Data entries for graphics
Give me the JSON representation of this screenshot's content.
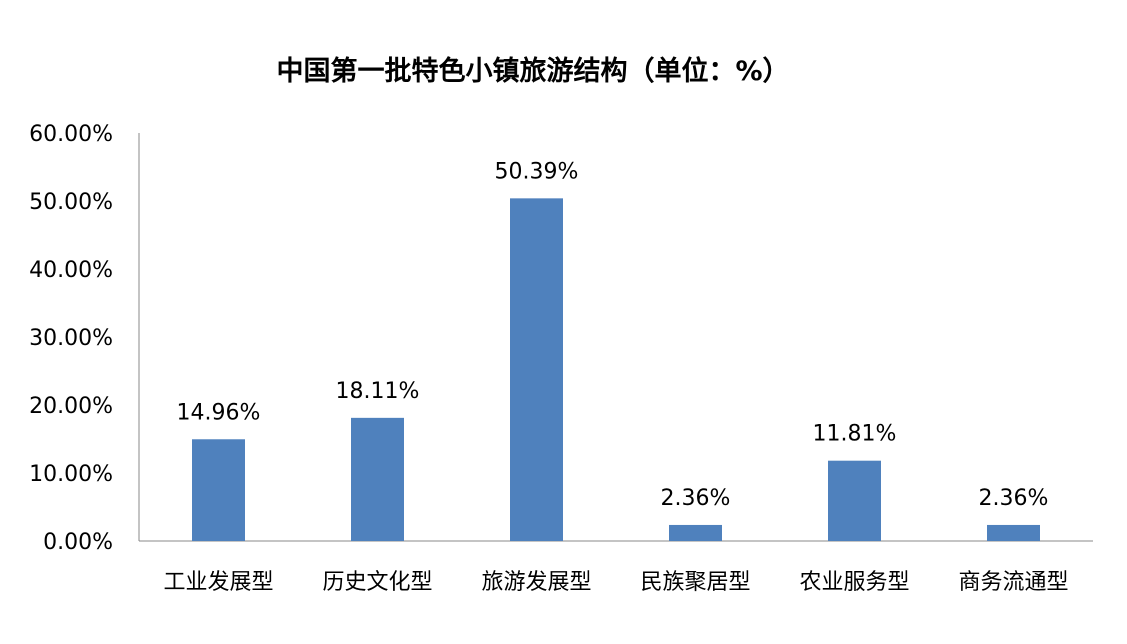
{
  "chart_data": {
    "type": "bar",
    "title": "中国第一批特色小镇旅游结构（单位：%）",
    "xlabel": "",
    "ylabel": "",
    "ylim": [
      0,
      60
    ],
    "y_ticks": [
      "0.00%",
      "10.00%",
      "20.00%",
      "30.00%",
      "40.00%",
      "50.00%",
      "60.00%"
    ],
    "categories": [
      "工业发展型",
      "历史文化型",
      "旅游发展型",
      "民族聚居型",
      "农业服务型",
      "商务流通型"
    ],
    "values": [
      14.96,
      18.11,
      50.39,
      2.36,
      11.81,
      2.36
    ],
    "data_labels": [
      "14.96%",
      "18.11%",
      "50.39%",
      "2.36%",
      "11.81%",
      "2.36%"
    ],
    "bar_color": "#4F81BD",
    "grid": false,
    "legend": "none"
  }
}
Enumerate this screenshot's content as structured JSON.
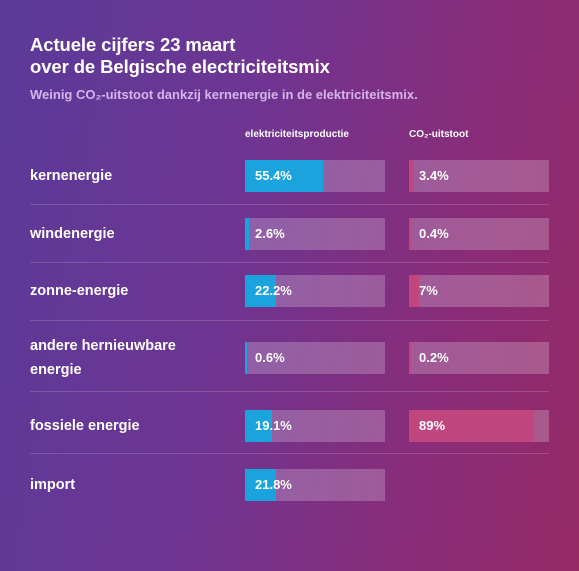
{
  "title_line1": "Actuele cijfers 23 maart",
  "title_line2": "over de Belgische electriciteitsmix",
  "subtitle": "Weinig CO₂-uitstoot dankzij kernenergie in de elektriciteitsmix.",
  "colors": {
    "production": "#1aa3dc",
    "co2": "#c2467e"
  },
  "chart_data": {
    "type": "bar",
    "title": "Actuele cijfers 23 maart over de Belgische electriciteitsmix",
    "subtitle": "Weinig CO₂-uitstoot dankzij kernenergie in de elektriciteitsmix.",
    "categories": [
      "kernenergie",
      "windenergie",
      "zonne-energie",
      "andere hernieuwbare energie",
      "fossiele energie",
      "import"
    ],
    "series": [
      {
        "name": "elektriciteitsproductie",
        "values": [
          55.4,
          2.6,
          22.2,
          0.6,
          19.1,
          21.8
        ],
        "labels": [
          "55.4%",
          "2.6%",
          "22.2%",
          "0.6%",
          "19.1%",
          "21.8%"
        ]
      },
      {
        "name": "CO₂-uitstoot",
        "values": [
          3.4,
          0.4,
          7,
          0.2,
          89,
          null
        ],
        "labels": [
          "3.4%",
          "0.4%",
          "7%",
          "0.2%",
          "89%",
          null
        ]
      }
    ],
    "xlim": [
      0,
      100
    ]
  }
}
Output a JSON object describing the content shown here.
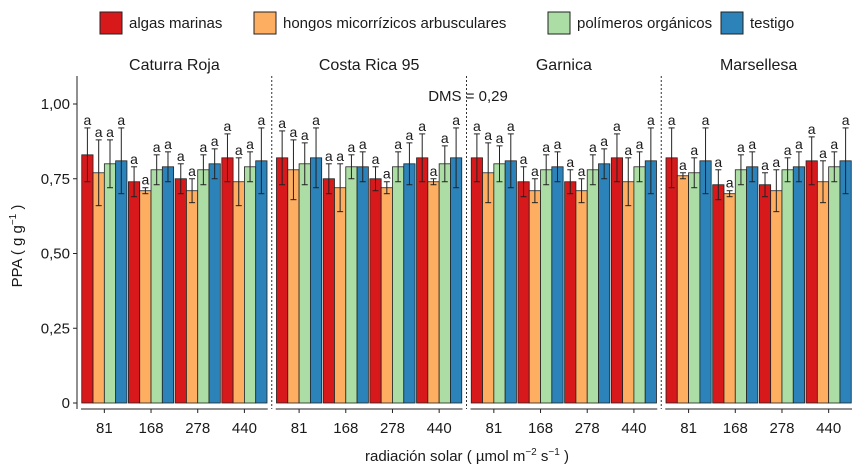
{
  "chart_data": {
    "type": "bar",
    "ylabel_main": "PPA ( g g",
    "ylabel_sup": "−1",
    "ylabel_end": " )",
    "xlabel_main": "radiación solar ( µmol m",
    "xlabel_sup1": "−2",
    "xlabel_mid": " s",
    "xlabel_sup2": "−1",
    "xlabel_end": " )",
    "ylim": [
      0,
      1.1
    ],
    "yticks": [
      {
        "value": 0,
        "label": "0"
      },
      {
        "value": 0.25,
        "label": "0,25"
      },
      {
        "value": 0.5,
        "label": "0,50"
      },
      {
        "value": 0.75,
        "label": "0,75"
      },
      {
        "value": 1.0,
        "label": "1,00"
      }
    ],
    "annotation": "DMS = 0,29",
    "legend_position": "top",
    "legend": [
      {
        "name": "algas marinas",
        "color": "#d7191c"
      },
      {
        "name": "hongos micorrízicos arbusculares",
        "color": "#fdae61"
      },
      {
        "name": "polímeros orgánicos",
        "color": "#abdda4"
      },
      {
        "name": "testigo",
        "color": "#2b83ba"
      }
    ],
    "categories": [
      "81",
      "168",
      "278",
      "440"
    ],
    "letter": "a",
    "panels": [
      {
        "name": "Caturra Roja",
        "values": [
          [
            0.83,
            0.77,
            0.8,
            0.81
          ],
          [
            0.74,
            0.71,
            0.78,
            0.79
          ],
          [
            0.75,
            0.71,
            0.78,
            0.8
          ],
          [
            0.82,
            0.74,
            0.79,
            0.81
          ]
        ],
        "errors": [
          [
            0.09,
            0.11,
            0.08,
            0.11
          ],
          [
            0.05,
            0.01,
            0.05,
            0.05
          ],
          [
            0.05,
            0.04,
            0.05,
            0.05
          ],
          [
            0.08,
            0.08,
            0.05,
            0.11
          ]
        ]
      },
      {
        "name": "Costa Rica 95",
        "values": [
          [
            0.82,
            0.78,
            0.8,
            0.82
          ],
          [
            0.75,
            0.72,
            0.79,
            0.79
          ],
          [
            0.75,
            0.72,
            0.79,
            0.8
          ],
          [
            0.82,
            0.74,
            0.8,
            0.82
          ]
        ],
        "errors": [
          [
            0.09,
            0.1,
            0.07,
            0.1
          ],
          [
            0.05,
            0.08,
            0.04,
            0.05
          ],
          [
            0.04,
            0.02,
            0.05,
            0.07
          ],
          [
            0.08,
            0.01,
            0.06,
            0.1
          ]
        ]
      },
      {
        "name": "Garnica",
        "values": [
          [
            0.82,
            0.77,
            0.8,
            0.81
          ],
          [
            0.74,
            0.71,
            0.78,
            0.79
          ],
          [
            0.74,
            0.71,
            0.78,
            0.8
          ],
          [
            0.82,
            0.74,
            0.79,
            0.81
          ]
        ],
        "errors": [
          [
            0.08,
            0.1,
            0.06,
            0.09
          ],
          [
            0.05,
            0.04,
            0.05,
            0.05
          ],
          [
            0.04,
            0.04,
            0.05,
            0.05
          ],
          [
            0.08,
            0.08,
            0.05,
            0.11
          ]
        ]
      },
      {
        "name": "Marsellesa",
        "values": [
          [
            0.82,
            0.76,
            0.77,
            0.81
          ],
          [
            0.73,
            0.7,
            0.78,
            0.79
          ],
          [
            0.73,
            0.71,
            0.78,
            0.79
          ],
          [
            0.81,
            0.74,
            0.79,
            0.81
          ]
        ],
        "errors": [
          [
            0.1,
            0.01,
            0.05,
            0.11
          ],
          [
            0.05,
            0.01,
            0.05,
            0.05
          ],
          [
            0.04,
            0.07,
            0.04,
            0.05
          ],
          [
            0.08,
            0.07,
            0.05,
            0.11
          ]
        ]
      }
    ]
  }
}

#### What the task asks
Restate the whole of the material word for word without the pictures.

#### Written answer
Give me the JSON representation of this screenshot's content.
{
  "chart_data": {
    "type": "bar",
    "title": "中国第一批特色小镇旅游结构（单位：%）",
    "xlabel": "",
    "ylabel": "",
    "ylim": [
      0,
      60
    ],
    "y_ticks": [
      "0.00%",
      "10.00%",
      "20.00%",
      "30.00%",
      "40.00%",
      "50.00%",
      "60.00%"
    ],
    "categories": [
      "工业发展型",
      "历史文化型",
      "旅游发展型",
      "民族聚居型",
      "农业服务型",
      "商务流通型"
    ],
    "values": [
      14.96,
      18.11,
      50.39,
      2.36,
      11.81,
      2.36
    ],
    "data_labels": [
      "14.96%",
      "18.11%",
      "50.39%",
      "2.36%",
      "11.81%",
      "2.36%"
    ],
    "bar_color": "#4F81BD",
    "grid": false,
    "legend": "none"
  }
}
Enumerate this screenshot's content as structured JSON.
{
  "title_line1": "Actuele cijfers 23 maart",
  "title_line2": "over de Belgische electriciteitsmix",
  "subtitle": "Weinig CO₂-uitstoot dankzij kernenergie in de elektriciteitsmix.",
  "colors": {
    "production": "#1aa3dc",
    "co2": "#c2467e"
  },
  "chart_data": {
    "type": "bar",
    "title": "Actuele cijfers 23 maart over de Belgische electriciteitsmix",
    "subtitle": "Weinig CO₂-uitstoot dankzij kernenergie in de elektriciteitsmix.",
    "categories": [
      "kernenergie",
      "windenergie",
      "zonne-energie",
      "andere hernieuwbare energie",
      "fossiele energie",
      "import"
    ],
    "series": [
      {
        "name": "elektriciteitsproductie",
        "values": [
          55.4,
          2.6,
          22.2,
          0.6,
          19.1,
          21.8
        ],
        "labels": [
          "55.4%",
          "2.6%",
          "22.2%",
          "0.6%",
          "19.1%",
          "21.8%"
        ]
      },
      {
        "name": "CO₂-uitstoot",
        "values": [
          3.4,
          0.4,
          7,
          0.2,
          89,
          null
        ],
        "labels": [
          "3.4%",
          "0.4%",
          "7%",
          "0.2%",
          "89%",
          null
        ]
      }
    ],
    "xlim": [
      0,
      100
    ]
  }
}
Output a JSON object describing the content shown here.
{
  "chart_data": {
    "type": "bar",
    "ylabel_main": "PPA ( g g",
    "ylabel_sup": "−1",
    "ylabel_end": " )",
    "xlabel_main": "radiación solar ( µmol m",
    "xlabel_sup1": "−2",
    "xlabel_mid": " s",
    "xlabel_sup2": "−1",
    "xlabel_end": " )",
    "ylim": [
      0,
      1.1
    ],
    "yticks": [
      {
        "value": 0,
        "label": "0"
      },
      {
        "value": 0.25,
        "label": "0,25"
      },
      {
        "value": 0.5,
        "label": "0,50"
      },
      {
        "value": 0.75,
        "label": "0,75"
      },
      {
        "value": 1.0,
        "label": "1,00"
      }
    ],
    "annotation": "DMS = 0,29",
    "legend_position": "top",
    "legend": [
      {
        "name": "algas marinas",
        "color": "#d7191c"
      },
      {
        "name": "hongos micorrízicos arbusculares",
        "color": "#fdae61"
      },
      {
        "name": "polímeros orgánicos",
        "color": "#abdda4"
      },
      {
        "name": "testigo",
        "color": "#2b83ba"
      }
    ],
    "categories": [
      "81",
      "168",
      "278",
      "440"
    ],
    "letter": "a",
    "panels": [
      {
        "name": "Caturra Roja",
        "values": [
          [
            0.83,
            0.77,
            0.8,
            0.81
          ],
          [
            0.74,
            0.71,
            0.78,
            0.79
          ],
          [
            0.75,
            0.71,
            0.78,
            0.8
          ],
          [
            0.82,
            0.74,
            0.79,
            0.81
          ]
        ],
        "errors": [
          [
            0.09,
            0.11,
            0.08,
            0.11
          ],
          [
            0.05,
            0.01,
            0.05,
            0.05
          ],
          [
            0.05,
            0.04,
            0.05,
            0.05
          ],
          [
            0.08,
            0.08,
            0.05,
            0.11
          ]
        ]
      },
      {
        "name": "Costa Rica 95",
        "values": [
          [
            0.82,
            0.78,
            0.8,
            0.82
          ],
          [
            0.75,
            0.72,
            0.79,
            0.79
          ],
          [
            0.75,
            0.72,
            0.79,
            0.8
          ],
          [
            0.82,
            0.74,
            0.8,
            0.82
          ]
        ],
        "errors": [
          [
            0.09,
            0.1,
            0.07,
            0.1
          ],
          [
            0.05,
            0.08,
            0.04,
            0.05
          ],
          [
            0.04,
            0.02,
            0.05,
            0.07
          ],
          [
            0.08,
            0.01,
            0.06,
            0.1
          ]
        ]
      },
      {
        "name": "Garnica",
        "values": [
          [
            0.82,
            0.77,
            0.8,
            0.81
          ],
          [
            0.74,
            0.71,
            0.78,
            0.79
          ],
          [
            0.74,
            0.71,
            0.78,
            0.8
          ],
          [
            0.82,
            0.74,
            0.79,
            0.81
          ]
        ],
        "errors": [
          [
            0.08,
            0.1,
            0.06,
            0.09
          ],
          [
            0.05,
            0.04,
            0.05,
            0.05
          ],
          [
            0.04,
            0.04,
            0.05,
            0.05
          ],
          [
            0.08,
            0.08,
            0.05,
            0.11
          ]
        ]
      },
      {
        "name": "Marsellesa",
        "values": [
          [
            0.82,
            0.76,
            0.77,
            0.81
          ],
          [
            0.73,
            0.7,
            0.78,
            0.79
          ],
          [
            0.73,
            0.71,
            0.78,
            0.79
          ],
          [
            0.81,
            0.74,
            0.79,
            0.81
          ]
        ],
        "errors": [
          [
            0.1,
            0.01,
            0.05,
            0.11
          ],
          [
            0.05,
            0.01,
            0.05,
            0.05
          ],
          [
            0.04,
            0.07,
            0.04,
            0.05
          ],
          [
            0.08,
            0.07,
            0.05,
            0.11
          ]
        ]
      }
    ]
  }
}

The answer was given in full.